▸ INSTRUCTIONS FOR THE TASK: Locate each line holding the string "صحيح" and copy it.

--- Start DATA FOR THIS TASK ---

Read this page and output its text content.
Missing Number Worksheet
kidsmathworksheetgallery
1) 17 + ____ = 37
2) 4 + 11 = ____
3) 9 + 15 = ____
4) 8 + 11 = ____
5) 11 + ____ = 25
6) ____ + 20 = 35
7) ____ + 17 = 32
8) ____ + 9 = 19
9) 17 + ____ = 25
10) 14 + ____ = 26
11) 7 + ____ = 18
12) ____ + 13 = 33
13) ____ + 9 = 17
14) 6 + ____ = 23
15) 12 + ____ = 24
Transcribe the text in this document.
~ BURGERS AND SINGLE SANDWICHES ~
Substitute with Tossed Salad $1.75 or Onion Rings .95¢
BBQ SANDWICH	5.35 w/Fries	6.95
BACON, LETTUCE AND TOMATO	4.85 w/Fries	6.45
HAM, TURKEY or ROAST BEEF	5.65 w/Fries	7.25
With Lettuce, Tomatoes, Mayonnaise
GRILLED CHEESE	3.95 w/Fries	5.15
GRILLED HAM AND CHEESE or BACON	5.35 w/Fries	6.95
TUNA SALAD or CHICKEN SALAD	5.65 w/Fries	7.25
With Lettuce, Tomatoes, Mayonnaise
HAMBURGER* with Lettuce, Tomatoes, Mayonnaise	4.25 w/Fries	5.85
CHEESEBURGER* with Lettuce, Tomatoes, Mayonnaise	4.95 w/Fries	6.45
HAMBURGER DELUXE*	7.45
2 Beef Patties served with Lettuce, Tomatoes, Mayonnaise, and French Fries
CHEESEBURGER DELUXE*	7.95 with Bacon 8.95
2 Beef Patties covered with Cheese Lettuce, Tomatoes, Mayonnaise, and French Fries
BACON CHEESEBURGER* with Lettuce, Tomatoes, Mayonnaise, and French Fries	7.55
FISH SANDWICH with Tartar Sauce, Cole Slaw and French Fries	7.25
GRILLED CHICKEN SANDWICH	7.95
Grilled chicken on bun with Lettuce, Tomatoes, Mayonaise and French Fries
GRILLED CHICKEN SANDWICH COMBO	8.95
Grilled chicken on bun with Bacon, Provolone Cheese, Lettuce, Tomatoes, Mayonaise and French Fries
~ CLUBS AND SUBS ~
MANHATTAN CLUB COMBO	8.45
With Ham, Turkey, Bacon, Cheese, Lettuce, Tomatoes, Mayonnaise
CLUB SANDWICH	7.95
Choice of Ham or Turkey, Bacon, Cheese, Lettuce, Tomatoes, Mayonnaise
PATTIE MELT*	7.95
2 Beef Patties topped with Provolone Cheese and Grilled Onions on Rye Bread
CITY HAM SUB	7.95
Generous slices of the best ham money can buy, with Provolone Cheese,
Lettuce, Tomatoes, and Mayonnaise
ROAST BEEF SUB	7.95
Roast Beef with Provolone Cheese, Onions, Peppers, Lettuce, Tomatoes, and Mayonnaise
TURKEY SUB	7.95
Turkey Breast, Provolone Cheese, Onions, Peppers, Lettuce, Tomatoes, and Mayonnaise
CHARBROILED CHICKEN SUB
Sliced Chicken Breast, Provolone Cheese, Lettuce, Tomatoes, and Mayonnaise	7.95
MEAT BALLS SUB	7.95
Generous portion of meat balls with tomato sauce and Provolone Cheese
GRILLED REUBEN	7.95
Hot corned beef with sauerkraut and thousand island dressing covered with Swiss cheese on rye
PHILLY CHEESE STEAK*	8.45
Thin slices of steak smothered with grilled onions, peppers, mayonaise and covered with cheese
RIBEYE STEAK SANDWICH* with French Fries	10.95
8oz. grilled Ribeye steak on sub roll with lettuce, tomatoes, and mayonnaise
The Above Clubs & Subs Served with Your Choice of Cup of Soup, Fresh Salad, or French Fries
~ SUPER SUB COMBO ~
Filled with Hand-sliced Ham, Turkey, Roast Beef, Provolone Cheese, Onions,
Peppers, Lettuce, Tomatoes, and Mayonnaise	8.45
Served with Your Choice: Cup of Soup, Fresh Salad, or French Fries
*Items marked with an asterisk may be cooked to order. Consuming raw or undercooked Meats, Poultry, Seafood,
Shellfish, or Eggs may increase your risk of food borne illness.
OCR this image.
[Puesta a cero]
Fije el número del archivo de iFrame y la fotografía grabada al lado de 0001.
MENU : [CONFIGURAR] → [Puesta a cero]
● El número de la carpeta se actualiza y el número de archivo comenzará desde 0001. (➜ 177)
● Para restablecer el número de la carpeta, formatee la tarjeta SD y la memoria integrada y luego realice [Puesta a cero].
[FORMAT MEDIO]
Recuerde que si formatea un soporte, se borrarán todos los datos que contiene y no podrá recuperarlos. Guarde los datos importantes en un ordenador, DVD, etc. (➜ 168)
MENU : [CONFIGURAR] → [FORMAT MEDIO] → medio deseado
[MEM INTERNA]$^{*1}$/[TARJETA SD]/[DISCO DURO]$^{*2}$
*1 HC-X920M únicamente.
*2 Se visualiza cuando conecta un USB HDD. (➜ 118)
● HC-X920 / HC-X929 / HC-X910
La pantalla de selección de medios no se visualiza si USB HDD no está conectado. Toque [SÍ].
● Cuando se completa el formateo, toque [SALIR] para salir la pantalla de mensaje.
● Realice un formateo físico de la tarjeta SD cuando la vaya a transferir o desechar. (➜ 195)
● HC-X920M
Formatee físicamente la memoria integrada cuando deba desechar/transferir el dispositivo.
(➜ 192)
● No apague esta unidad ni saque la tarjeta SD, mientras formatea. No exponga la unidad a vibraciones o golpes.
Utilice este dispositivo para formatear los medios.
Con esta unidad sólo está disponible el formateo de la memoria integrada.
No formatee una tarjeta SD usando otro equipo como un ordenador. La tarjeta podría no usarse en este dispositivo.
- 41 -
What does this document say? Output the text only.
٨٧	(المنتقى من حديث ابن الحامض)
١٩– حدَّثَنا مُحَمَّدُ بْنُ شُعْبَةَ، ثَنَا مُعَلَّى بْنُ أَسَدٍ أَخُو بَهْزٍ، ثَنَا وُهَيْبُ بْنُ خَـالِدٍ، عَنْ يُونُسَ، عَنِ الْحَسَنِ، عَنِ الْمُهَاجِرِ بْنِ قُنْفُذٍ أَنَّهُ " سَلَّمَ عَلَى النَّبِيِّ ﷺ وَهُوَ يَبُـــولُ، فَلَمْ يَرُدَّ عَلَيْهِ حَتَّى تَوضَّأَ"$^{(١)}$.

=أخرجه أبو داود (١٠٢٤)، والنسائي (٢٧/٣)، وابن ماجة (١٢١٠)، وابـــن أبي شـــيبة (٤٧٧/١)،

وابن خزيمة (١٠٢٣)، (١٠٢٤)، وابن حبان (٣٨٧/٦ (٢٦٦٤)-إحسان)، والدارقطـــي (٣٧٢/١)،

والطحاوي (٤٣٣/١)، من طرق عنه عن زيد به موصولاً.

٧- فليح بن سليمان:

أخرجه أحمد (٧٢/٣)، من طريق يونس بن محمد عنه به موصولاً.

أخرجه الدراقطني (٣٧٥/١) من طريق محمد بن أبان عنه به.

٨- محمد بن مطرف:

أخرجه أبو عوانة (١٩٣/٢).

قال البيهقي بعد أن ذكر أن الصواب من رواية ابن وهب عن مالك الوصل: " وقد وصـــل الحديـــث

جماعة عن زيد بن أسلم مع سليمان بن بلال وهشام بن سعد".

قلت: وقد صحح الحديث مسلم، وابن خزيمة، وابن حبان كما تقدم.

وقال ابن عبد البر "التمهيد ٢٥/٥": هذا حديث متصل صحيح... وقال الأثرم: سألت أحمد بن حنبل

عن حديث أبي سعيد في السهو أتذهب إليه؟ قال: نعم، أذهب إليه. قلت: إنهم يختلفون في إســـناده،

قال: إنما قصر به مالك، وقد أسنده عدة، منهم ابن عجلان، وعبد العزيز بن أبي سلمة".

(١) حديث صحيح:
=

--- End DATA FOR THIS TASK ---

▸ TASK ANSWER:
وقال ابن عبد البر "التمهيد ٢٥/٥": هذا حديث متصل صحيح... وقال الأثرم: سألت أحمد بن حنبل
(١) حديث صحيح:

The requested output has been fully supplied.